*** Supplied passage ***

Ferguson and Benghazi
Both events tell us something about the passions of our times. It was quickly apparent what had happened at Ferguson. Michael Brown was not on his knees, hands up, when he was shot. He was rushing at the police officer.
Did he deserve to die? No. But did Darren Wilson shoot him for no reason? Again, no. Did the Justice Department later find that Ferguson’s police force was a cesspool of racism, incompetence and corruption? Yes. But did any of that mean that Wilson killed Brown in cold blood or that Brown was shot because he was black? No and no.
A grand jury studied what happened and did not indict Wilson. Eric Holder’s Justice Department reached the same conclusion. Let me offer another conclusion: If Brown was not criminally shot because he was black, then possibly the cop was accused because he was white. Who was the stereotyped individual here?
Still, Ferguson became a cause — and has remained one. It is a town of only about 21,000 — a bad day at Yankee Stadium — and yet it has repeatedly been the lead story for many news organizations. It was made to represent institutional racism across the nation, but it is, really, a tiny nondescript place where a supposedly racist and unjustifiable killing by the police did not occur. It does, though, conform to the very keen feelings of people who see white racism everywhere.
Benghazi plays a similar role on the right, encapsulating all that is supposedly wrong with President Obama’s foreign policy — not to mention Hillary Clinton’s stewardship of it. A House select committee has been formed to look into the incident. It is treading where previous committees have wandered off — trying to show that Obama or Clinton did nothing to save the lives of the American ambassador and three others. There’s blood on their hands — if only it could be found.
That — the deaths of Americans — is the heart of the matter, not whether Susan Rice was given dishonest talking points for the Sunday talk shows. A certain amount of confusion had to be expected that chaotic morning in September 2012 and a certain amount of cynicism directed at an administration that was doing its best not to label the incident terrorism. Somewhere, possibly hidden in the Smithsonian, is an example of perfectly honest talking points, but no one has ever seen them.
We live in a time where facts that do not fit an ideology or grievance are merely disregarded — or alternative ones concocted: Do you think campus rape is a problem not taken seriously? Then pillory the accused, deprive them of basic rights, say your critics are blaming the victim — and fling the dross of questionable statistics into the air.
Do you think black men are casually killed by the police? Then concoct a statistic, as Arlene Eisen has done, and watch with satisfaction as it goes viral. The widely used “#every28hours” hashtag turns out to be a hash of statistics and hunches, all of it infused by leftist cant about “the national security state” and the “perpetual war on black people.”

*** End of Supplied passage ***
*** Dataset ***

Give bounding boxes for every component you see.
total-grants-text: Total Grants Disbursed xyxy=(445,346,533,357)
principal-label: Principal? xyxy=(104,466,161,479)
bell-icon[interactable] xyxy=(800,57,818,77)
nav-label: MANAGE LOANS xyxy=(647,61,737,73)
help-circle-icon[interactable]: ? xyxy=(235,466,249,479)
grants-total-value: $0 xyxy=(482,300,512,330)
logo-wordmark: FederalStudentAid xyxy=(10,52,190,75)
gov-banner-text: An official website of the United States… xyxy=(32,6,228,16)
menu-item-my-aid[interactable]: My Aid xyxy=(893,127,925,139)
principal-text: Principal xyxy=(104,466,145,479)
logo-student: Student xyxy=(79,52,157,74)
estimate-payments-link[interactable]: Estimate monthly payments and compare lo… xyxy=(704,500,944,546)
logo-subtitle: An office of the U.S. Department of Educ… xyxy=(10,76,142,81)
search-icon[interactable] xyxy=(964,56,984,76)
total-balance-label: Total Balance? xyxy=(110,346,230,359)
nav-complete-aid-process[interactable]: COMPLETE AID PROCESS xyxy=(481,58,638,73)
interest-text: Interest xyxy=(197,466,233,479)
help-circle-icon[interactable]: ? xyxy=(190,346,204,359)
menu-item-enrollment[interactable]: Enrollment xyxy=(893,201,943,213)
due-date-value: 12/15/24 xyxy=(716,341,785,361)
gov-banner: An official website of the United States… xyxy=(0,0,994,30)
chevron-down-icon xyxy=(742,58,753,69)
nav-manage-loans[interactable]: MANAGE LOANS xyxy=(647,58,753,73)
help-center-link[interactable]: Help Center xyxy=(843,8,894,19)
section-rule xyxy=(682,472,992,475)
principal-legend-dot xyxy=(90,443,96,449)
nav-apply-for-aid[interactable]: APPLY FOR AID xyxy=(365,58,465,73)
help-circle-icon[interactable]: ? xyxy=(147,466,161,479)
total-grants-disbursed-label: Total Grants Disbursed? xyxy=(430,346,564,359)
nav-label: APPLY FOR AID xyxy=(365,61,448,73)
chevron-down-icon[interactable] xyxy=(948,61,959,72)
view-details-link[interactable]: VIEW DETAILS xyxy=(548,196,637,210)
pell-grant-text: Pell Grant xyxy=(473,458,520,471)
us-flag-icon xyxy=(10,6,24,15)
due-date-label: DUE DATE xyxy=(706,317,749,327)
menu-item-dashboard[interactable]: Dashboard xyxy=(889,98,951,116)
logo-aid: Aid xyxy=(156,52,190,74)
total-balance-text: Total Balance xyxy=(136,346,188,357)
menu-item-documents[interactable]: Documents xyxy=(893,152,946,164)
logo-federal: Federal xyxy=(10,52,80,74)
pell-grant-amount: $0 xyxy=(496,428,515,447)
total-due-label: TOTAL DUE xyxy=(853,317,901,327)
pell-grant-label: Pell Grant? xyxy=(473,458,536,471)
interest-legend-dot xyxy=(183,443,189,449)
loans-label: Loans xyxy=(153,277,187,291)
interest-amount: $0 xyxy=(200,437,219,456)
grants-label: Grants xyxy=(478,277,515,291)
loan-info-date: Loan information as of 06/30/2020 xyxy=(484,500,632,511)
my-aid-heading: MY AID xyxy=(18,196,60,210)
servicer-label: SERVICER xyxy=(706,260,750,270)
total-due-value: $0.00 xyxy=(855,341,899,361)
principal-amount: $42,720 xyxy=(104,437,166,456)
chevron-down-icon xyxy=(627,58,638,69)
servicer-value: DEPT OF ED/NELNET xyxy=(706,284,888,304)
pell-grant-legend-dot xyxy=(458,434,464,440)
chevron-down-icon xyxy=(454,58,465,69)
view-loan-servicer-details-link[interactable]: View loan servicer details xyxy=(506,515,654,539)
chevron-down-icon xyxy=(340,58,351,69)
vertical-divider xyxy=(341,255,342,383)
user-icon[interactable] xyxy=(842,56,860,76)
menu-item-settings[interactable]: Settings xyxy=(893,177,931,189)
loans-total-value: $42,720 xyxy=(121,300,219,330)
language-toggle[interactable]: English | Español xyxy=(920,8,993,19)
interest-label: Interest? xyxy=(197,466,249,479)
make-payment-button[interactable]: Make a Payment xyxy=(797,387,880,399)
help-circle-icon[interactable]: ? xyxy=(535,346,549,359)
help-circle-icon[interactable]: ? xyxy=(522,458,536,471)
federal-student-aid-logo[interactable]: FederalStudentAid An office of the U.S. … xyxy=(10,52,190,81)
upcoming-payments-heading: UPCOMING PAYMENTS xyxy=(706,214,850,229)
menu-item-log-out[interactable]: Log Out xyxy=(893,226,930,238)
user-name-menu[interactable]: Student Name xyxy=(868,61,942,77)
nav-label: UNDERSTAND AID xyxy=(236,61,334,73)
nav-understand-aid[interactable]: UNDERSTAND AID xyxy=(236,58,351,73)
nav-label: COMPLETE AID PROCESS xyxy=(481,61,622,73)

*** End of Dataset ***

Using the information:
1. According to the piece on Ferguson and Benghazi, about how many people live in Ferguson?
2. Reproduce the stretch of the Ferguson and Benghazi piece from "Ferguson and Benghazi" through "stereotyped individual here?", renaming "Justice Department" as "Department of Justice" throughout.

Results in order:
1. About 21,000

2.
Ferguson and Benghazi
Both events tell us something about the passions of our times. It was quickly apparent what had happened at Ferguson. Michael Brown was not on his knees, hands up, when he was shot. He was rushing at the police officer.
Did he deserve to die? No. But did Darren Wilson shoot him for no reason? Again, no. Did the Department of Justice later find that Ferguson’s police force was a cesspool of racism, incompetence and corruption? Yes. But did any of that mean that Wilson killed Brown in cold blood or that Brown was shot because he was black? No and no.
A grand jury studied what happened and did not indict Wilson. Eric Holder’s Department of Justice reached the same conclusion. Let me offer another conclusion: If Brown was not criminally shot because he was black, then possibly the cop was accused because he was white. Who was the stereotyped individual here?